** START **

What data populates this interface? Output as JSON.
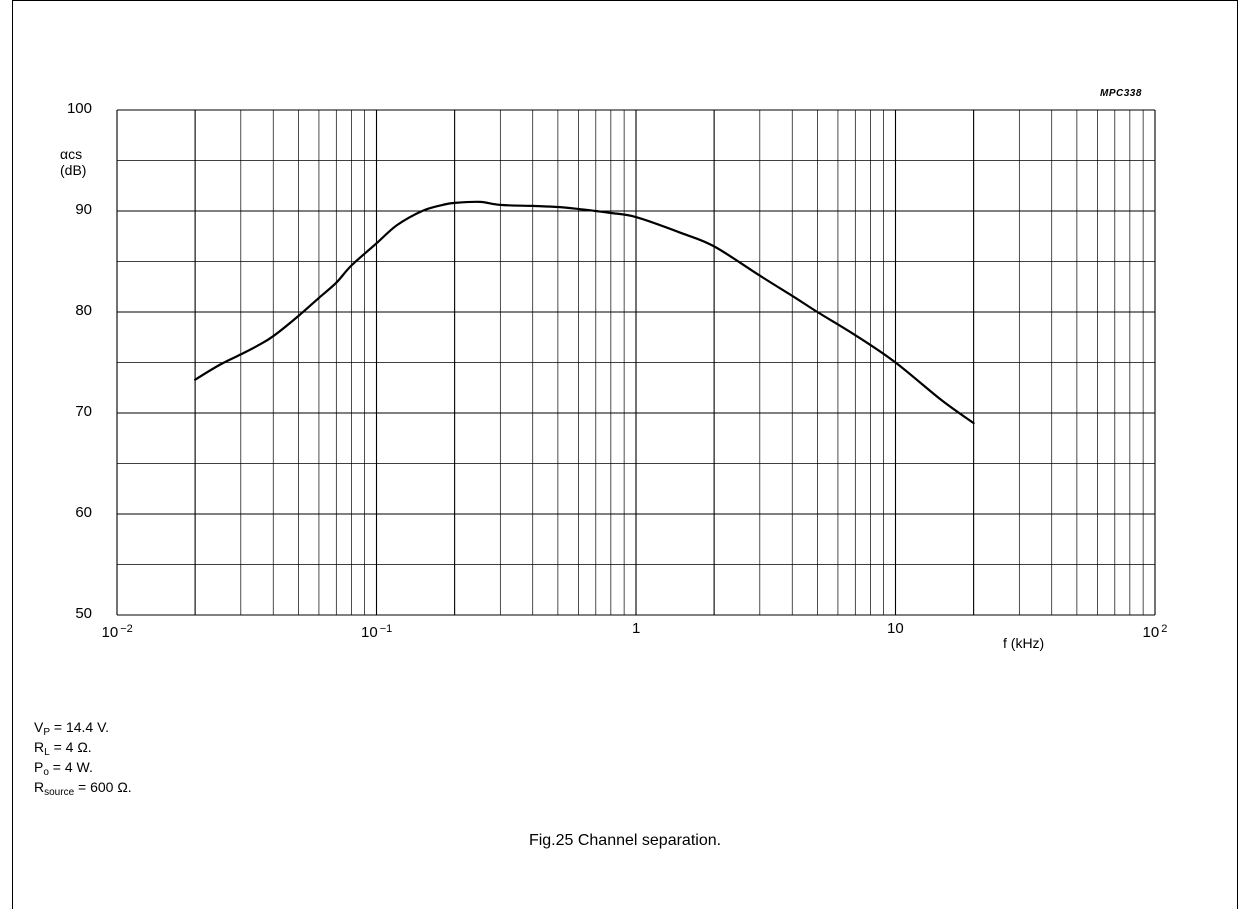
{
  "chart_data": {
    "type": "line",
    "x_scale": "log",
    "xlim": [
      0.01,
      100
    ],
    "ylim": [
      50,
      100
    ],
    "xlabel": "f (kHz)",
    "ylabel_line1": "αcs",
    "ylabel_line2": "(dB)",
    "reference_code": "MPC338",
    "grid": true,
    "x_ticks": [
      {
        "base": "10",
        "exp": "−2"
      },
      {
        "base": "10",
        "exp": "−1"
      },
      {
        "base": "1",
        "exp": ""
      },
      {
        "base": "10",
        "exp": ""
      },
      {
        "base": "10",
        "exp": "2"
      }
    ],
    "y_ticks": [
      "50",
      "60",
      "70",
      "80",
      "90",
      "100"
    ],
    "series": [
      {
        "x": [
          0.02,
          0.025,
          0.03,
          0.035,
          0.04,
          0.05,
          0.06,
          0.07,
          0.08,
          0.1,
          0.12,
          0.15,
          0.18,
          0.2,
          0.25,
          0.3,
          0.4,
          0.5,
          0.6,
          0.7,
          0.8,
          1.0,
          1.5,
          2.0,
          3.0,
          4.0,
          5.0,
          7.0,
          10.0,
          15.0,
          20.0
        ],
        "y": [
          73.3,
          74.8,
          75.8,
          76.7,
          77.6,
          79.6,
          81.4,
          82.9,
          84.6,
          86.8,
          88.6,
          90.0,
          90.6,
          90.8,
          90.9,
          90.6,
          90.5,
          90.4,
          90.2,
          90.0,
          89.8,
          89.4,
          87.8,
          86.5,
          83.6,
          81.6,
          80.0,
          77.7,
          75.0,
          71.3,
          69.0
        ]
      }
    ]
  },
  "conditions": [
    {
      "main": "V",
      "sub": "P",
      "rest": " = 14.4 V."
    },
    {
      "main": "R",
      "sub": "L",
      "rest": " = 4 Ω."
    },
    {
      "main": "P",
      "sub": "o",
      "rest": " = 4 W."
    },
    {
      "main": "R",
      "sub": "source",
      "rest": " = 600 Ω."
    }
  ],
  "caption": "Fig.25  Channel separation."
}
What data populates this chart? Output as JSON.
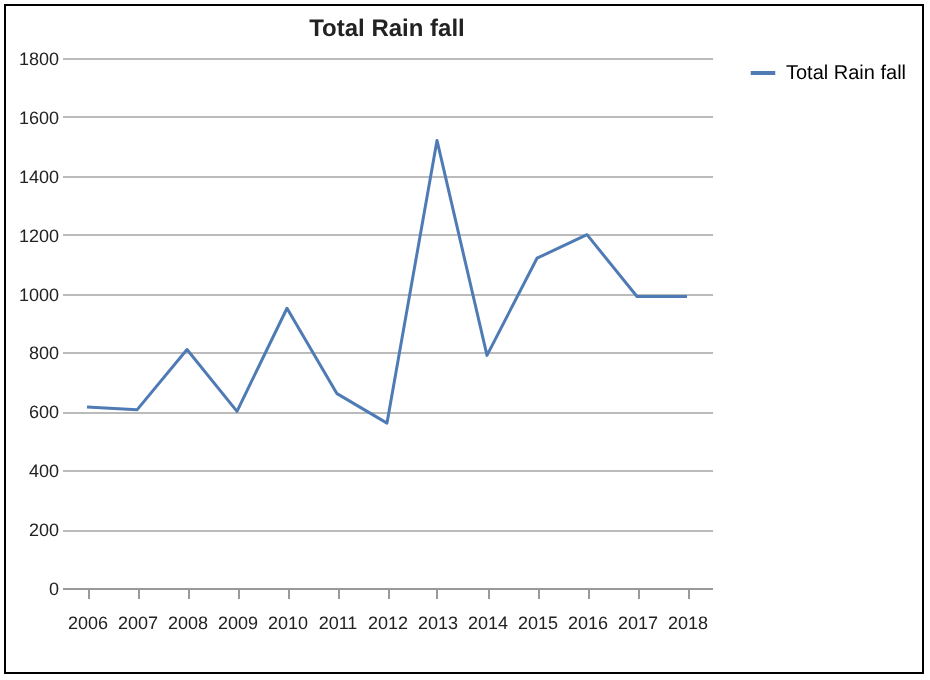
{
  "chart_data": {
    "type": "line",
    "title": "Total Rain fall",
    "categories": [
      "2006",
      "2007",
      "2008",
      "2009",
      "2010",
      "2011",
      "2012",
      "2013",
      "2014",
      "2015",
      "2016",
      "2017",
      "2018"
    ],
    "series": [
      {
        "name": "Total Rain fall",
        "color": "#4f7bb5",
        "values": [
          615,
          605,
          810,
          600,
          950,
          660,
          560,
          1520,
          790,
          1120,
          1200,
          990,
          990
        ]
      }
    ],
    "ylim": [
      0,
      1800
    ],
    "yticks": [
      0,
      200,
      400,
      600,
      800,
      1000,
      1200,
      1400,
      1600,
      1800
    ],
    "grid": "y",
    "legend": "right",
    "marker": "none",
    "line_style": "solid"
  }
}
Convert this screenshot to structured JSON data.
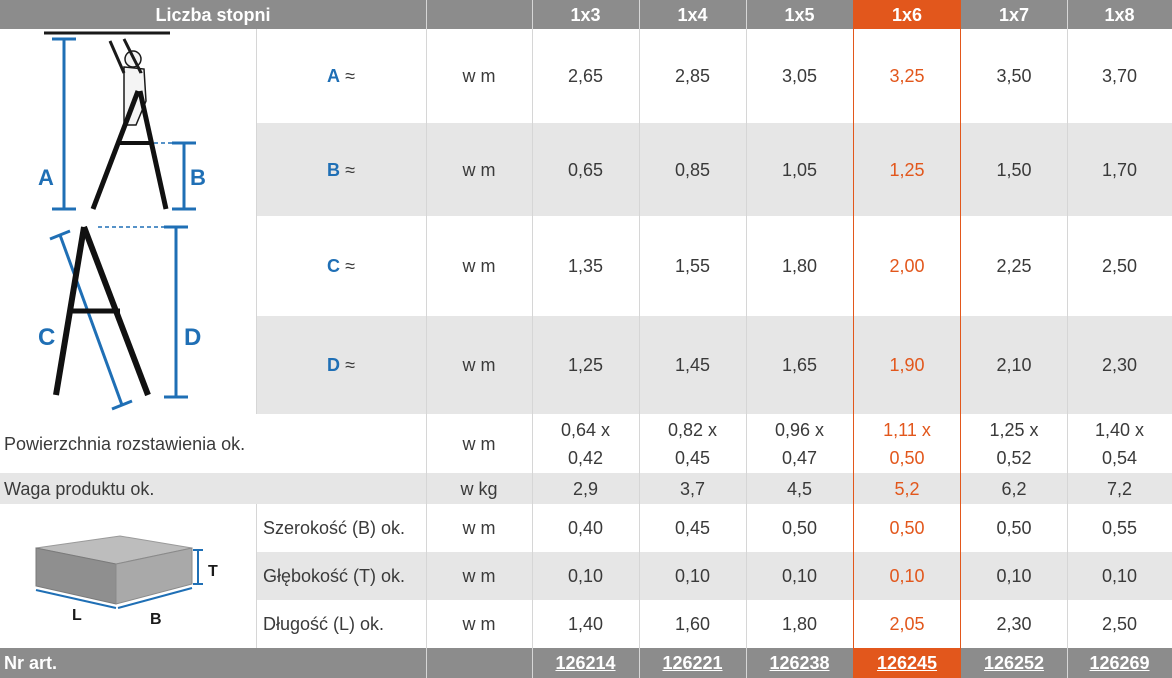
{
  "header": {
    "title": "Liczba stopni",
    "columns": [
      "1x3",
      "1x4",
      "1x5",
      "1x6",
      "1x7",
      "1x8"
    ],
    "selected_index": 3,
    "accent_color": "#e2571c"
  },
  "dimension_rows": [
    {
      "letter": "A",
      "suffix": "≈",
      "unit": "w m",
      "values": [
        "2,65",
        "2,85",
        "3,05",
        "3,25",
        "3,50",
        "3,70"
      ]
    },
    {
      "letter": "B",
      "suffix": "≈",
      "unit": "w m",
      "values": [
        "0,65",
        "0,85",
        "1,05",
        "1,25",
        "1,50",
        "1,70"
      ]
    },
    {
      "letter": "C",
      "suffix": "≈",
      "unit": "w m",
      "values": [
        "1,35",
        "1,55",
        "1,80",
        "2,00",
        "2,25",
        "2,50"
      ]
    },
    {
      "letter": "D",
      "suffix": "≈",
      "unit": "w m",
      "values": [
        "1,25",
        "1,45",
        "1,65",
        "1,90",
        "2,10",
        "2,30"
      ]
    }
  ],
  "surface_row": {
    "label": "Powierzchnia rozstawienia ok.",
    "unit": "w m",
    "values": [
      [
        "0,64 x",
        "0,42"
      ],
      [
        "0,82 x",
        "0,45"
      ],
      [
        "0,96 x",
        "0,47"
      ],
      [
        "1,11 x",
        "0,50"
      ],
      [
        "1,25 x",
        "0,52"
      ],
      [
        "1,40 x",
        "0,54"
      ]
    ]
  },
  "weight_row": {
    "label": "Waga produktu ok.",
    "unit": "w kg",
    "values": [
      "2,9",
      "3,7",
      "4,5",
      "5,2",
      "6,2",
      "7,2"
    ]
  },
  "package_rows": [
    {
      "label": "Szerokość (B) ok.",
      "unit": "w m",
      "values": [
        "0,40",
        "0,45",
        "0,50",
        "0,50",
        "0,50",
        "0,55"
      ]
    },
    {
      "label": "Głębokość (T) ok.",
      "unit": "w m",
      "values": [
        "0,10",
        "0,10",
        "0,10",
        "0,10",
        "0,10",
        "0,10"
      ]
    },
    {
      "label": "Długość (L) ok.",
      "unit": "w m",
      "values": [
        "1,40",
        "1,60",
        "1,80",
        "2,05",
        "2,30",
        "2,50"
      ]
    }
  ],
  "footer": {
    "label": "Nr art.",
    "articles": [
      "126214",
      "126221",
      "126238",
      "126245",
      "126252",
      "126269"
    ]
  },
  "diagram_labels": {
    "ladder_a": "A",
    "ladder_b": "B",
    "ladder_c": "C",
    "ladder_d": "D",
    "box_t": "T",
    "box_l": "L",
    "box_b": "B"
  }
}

** END **

What the task asks ▸ Images do not belong in the copy; reproduce all other parts of the records above verbatim.

Response to the exercise ▸
What data populates this interface? Output as JSON.
{
  "chart_data": {
    "type": "line",
    "x_scale": "log",
    "xlim": [
      0.01,
      100
    ],
    "ylim": [
      50,
      100
    ],
    "xlabel": "f (kHz)",
    "ylabel_line1": "αcs",
    "ylabel_line2": "(dB)",
    "reference_code": "MPC338",
    "grid": true,
    "x_ticks": [
      {
        "base": "10",
        "exp": "−2"
      },
      {
        "base": "10",
        "exp": "−1"
      },
      {
        "base": "1",
        "exp": ""
      },
      {
        "base": "10",
        "exp": ""
      },
      {
        "base": "10",
        "exp": "2"
      }
    ],
    "y_ticks": [
      "50",
      "60",
      "70",
      "80",
      "90",
      "100"
    ],
    "series": [
      {
        "x": [
          0.02,
          0.025,
          0.03,
          0.035,
          0.04,
          0.05,
          0.06,
          0.07,
          0.08,
          0.1,
          0.12,
          0.15,
          0.18,
          0.2,
          0.25,
          0.3,
          0.4,
          0.5,
          0.6,
          0.7,
          0.8,
          1.0,
          1.5,
          2.0,
          3.0,
          4.0,
          5.0,
          7.0,
          10.0,
          15.0,
          20.0
        ],
        "y": [
          73.3,
          74.8,
          75.8,
          76.7,
          77.6,
          79.6,
          81.4,
          82.9,
          84.6,
          86.8,
          88.6,
          90.0,
          90.6,
          90.8,
          90.9,
          90.6,
          90.5,
          90.4,
          90.2,
          90.0,
          89.8,
          89.4,
          87.8,
          86.5,
          83.6,
          81.6,
          80.0,
          77.7,
          75.0,
          71.3,
          69.0
        ]
      }
    ]
  },
  "conditions": [
    {
      "main": "V",
      "sub": "P",
      "rest": " = 14.4 V."
    },
    {
      "main": "R",
      "sub": "L",
      "rest": " = 4 Ω."
    },
    {
      "main": "P",
      "sub": "o",
      "rest": " = 4 W."
    },
    {
      "main": "R",
      "sub": "source",
      "rest": " = 600 Ω."
    }
  ],
  "caption": "Fig.25  Channel separation."
}
What data populates this chart? Output as JSON.
{
  "chart_data": {
    "type": "line",
    "title": "Total Rain fall",
    "categories": [
      "2006",
      "2007",
      "2008",
      "2009",
      "2010",
      "2011",
      "2012",
      "2013",
      "2014",
      "2015",
      "2016",
      "2017",
      "2018"
    ],
    "series": [
      {
        "name": "Total Rain fall",
        "color": "#4f7bb5",
        "values": [
          615,
          605,
          810,
          600,
          950,
          660,
          560,
          1520,
          790,
          1120,
          1200,
          990,
          990
        ]
      }
    ],
    "ylim": [
      0,
      1800
    ],
    "yticks": [
      0,
      200,
      400,
      600,
      800,
      1000,
      1200,
      1400,
      1600,
      1800
    ],
    "grid": "y",
    "legend": "right",
    "marker": "none",
    "line_style": "solid"
  }
}
Convert this screenshot to structured JSON data.
{
  "header": {
    "title": "Liczba stopni",
    "columns": [
      "1x3",
      "1x4",
      "1x5",
      "1x6",
      "1x7",
      "1x8"
    ],
    "selected_index": 3,
    "accent_color": "#e2571c"
  },
  "dimension_rows": [
    {
      "letter": "A",
      "suffix": "≈",
      "unit": "w m",
      "values": [
        "2,65",
        "2,85",
        "3,05",
        "3,25",
        "3,50",
        "3,70"
      ]
    },
    {
      "letter": "B",
      "suffix": "≈",
      "unit": "w m",
      "values": [
        "0,65",
        "0,85",
        "1,05",
        "1,25",
        "1,50",
        "1,70"
      ]
    },
    {
      "letter": "C",
      "suffix": "≈",
      "unit": "w m",
      "values": [
        "1,35",
        "1,55",
        "1,80",
        "2,00",
        "2,25",
        "2,50"
      ]
    },
    {
      "letter": "D",
      "suffix": "≈",
      "unit": "w m",
      "values": [
        "1,25",
        "1,45",
        "1,65",
        "1,90",
        "2,10",
        "2,30"
      ]
    }
  ],
  "surface_row": {
    "label": "Powierzchnia rozstawienia ok.",
    "unit": "w m",
    "values": [
      [
        "0,64 x",
        "0,42"
      ],
      [
        "0,82 x",
        "0,45"
      ],
      [
        "0,96 x",
        "0,47"
      ],
      [
        "1,11 x",
        "0,50"
      ],
      [
        "1,25 x",
        "0,52"
      ],
      [
        "1,40 x",
        "0,54"
      ]
    ]
  },
  "weight_row": {
    "label": "Waga produktu ok.",
    "unit": "w kg",
    "values": [
      "2,9",
      "3,7",
      "4,5",
      "5,2",
      "6,2",
      "7,2"
    ]
  },
  "package_rows": [
    {
      "label": "Szerokość (B) ok.",
      "unit": "w m",
      "values": [
        "0,40",
        "0,45",
        "0,50",
        "0,50",
        "0,50",
        "0,55"
      ]
    },
    {
      "label": "Głębokość (T) ok.",
      "unit": "w m",
      "values": [
        "0,10",
        "0,10",
        "0,10",
        "0,10",
        "0,10",
        "0,10"
      ]
    },
    {
      "label": "Długość (L) ok.",
      "unit": "w m",
      "values": [
        "1,40",
        "1,60",
        "1,80",
        "2,05",
        "2,30",
        "2,50"
      ]
    }
  ],
  "footer": {
    "label": "Nr art.",
    "articles": [
      "126214",
      "126221",
      "126238",
      "126245",
      "126252",
      "126269"
    ]
  },
  "diagram_labels": {
    "ladder_a": "A",
    "ladder_b": "B",
    "ladder_c": "C",
    "ladder_d": "D",
    "box_t": "T",
    "box_l": "L",
    "box_b": "B"
  }
}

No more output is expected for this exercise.